_Text section_.

With this design, instead of the CPU having to access RAM contents across a memory bus, the RAM is connected directly to the CPU. When the CPU needs to store or retrieve data in RAM it simply goes directly to the RAM chips.
With this change, there are no more bus interrupts.
Apple's M1 integrated architecure.
This design eliminates RAM bus bottlenecks, which vastly improves performance. M1 Max, for example, provides 400GB/sec of memory throughput - approaching that of modern game consoles such as Sony's PlayStation 5.
SoC integration is one of the main reasons the M1 and M2 series of CPUs are so fast - and why modern console game-level graphics are finally coming to the Mac.
It's why macOS finally feels snappy and responsive after feeling slightly rubbery for decades.
SoCs also vastly reduce power consumption, and heat, which makes them ideal for laptops, phones, tablets, and other portable devices. Less heat also means the components last longer and suffer less material degradation over time.

_Data segment_.

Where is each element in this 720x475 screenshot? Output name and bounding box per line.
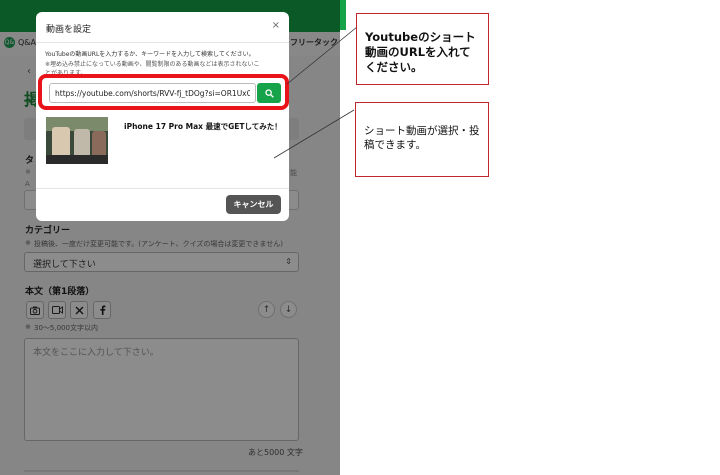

_Written request 1_.
Answer these from the M1 architecture passage:
(a) What memory throughput does the M1 Max provide?
(b) Which game console is its throughput compared to?
(c) According to the passage, what does less heat mean for components?
_Written request 2_. Please explain, in one to three sentences, why the M1 architecture passage calls SoCs ideal for laptops, phones, tablets, and other portable devices.

_Problem solution 1_.
(a) 400GB/sec.
(b) Sony's PlayStation 5.
(c) They last longer and suffer less material degradation over time.

_Problem solution 2_. SoCs vastly reduce power consumption and heat, which makes them well suited to portable devices. Less heat also means the components last longer and suffer less material degradation over time.